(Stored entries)
-- START --
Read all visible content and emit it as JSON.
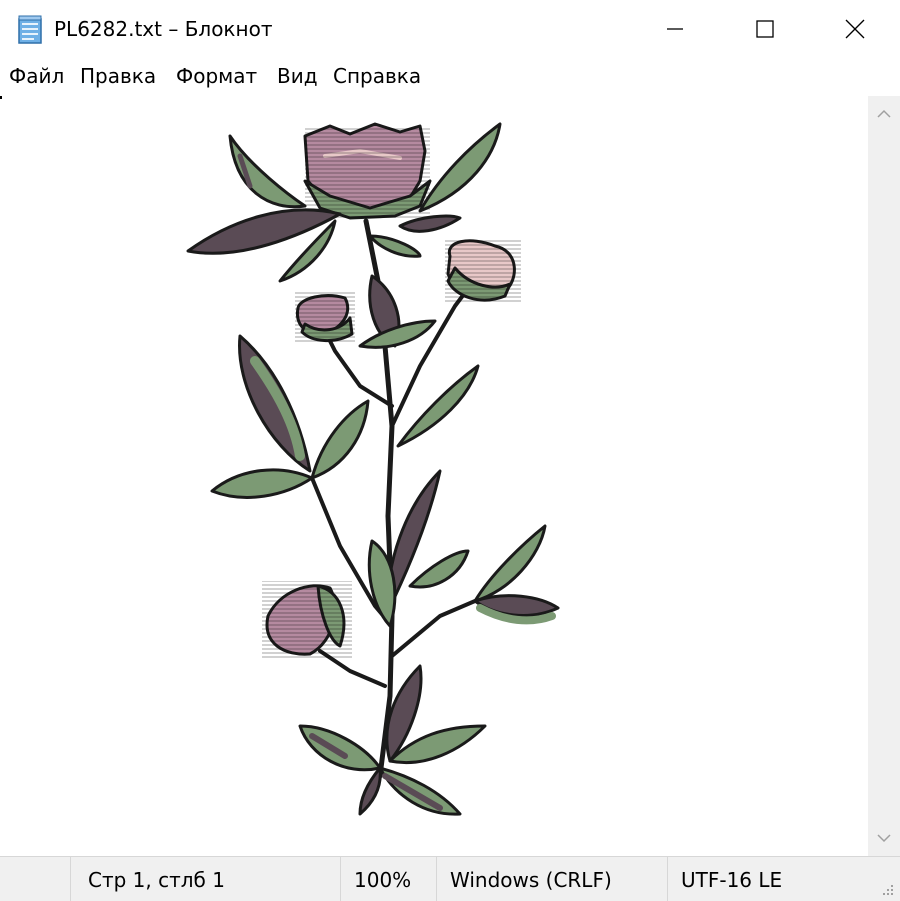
{
  "window": {
    "title": "PL6282.txt – Блокнот",
    "icon": "notepad-icon",
    "controls": [
      "minimize-icon",
      "maximize-icon",
      "close-icon"
    ]
  },
  "menu": {
    "items": [
      "Файл",
      "Правка",
      "Формат",
      "Вид",
      "Справка"
    ]
  },
  "editor": {
    "content": "ascii-art-style rendering of a flowering plant with pink blossoms and green leaves",
    "colors": {
      "petal": "#b58aa0",
      "petal_light": "#e8c8c8",
      "leaf": "#7c9a74",
      "leaf_dark": "#5a4b55",
      "outline": "#1a1a1a",
      "stem": "#5a5a4a"
    }
  },
  "scrollbar": {
    "up": "chevron-up-icon",
    "down": "chevron-down-icon"
  },
  "status": {
    "position": "Стр 1, стлб 1",
    "zoom": "100%",
    "line_endings": "Windows (CRLF)",
    "encoding": "UTF-16 LE"
  }
}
-- END --
**Prompt**:
Copy out each line word for word, please, skipping the images.

**Correct output**:
Read all visible content and emit it as JSON.
{
  "window": {
    "title": "PL6282.txt – Блокнот",
    "icon": "notepad-icon",
    "controls": [
      "minimize-icon",
      "maximize-icon",
      "close-icon"
    ]
  },
  "menu": {
    "items": [
      "Файл",
      "Правка",
      "Формат",
      "Вид",
      "Справка"
    ]
  },
  "editor": {
    "content": "ascii-art-style rendering of a flowering plant with pink blossoms and green leaves",
    "colors": {
      "petal": "#b58aa0",
      "petal_light": "#e8c8c8",
      "leaf": "#7c9a74",
      "leaf_dark": "#5a4b55",
      "outline": "#1a1a1a",
      "stem": "#5a5a4a"
    }
  },
  "scrollbar": {
    "up": "chevron-up-icon",
    "down": "chevron-down-icon"
  },
  "status": {
    "position": "Стр 1, стлб 1",
    "zoom": "100%",
    "line_endings": "Windows (CRLF)",
    "encoding": "UTF-16 LE"
  }
}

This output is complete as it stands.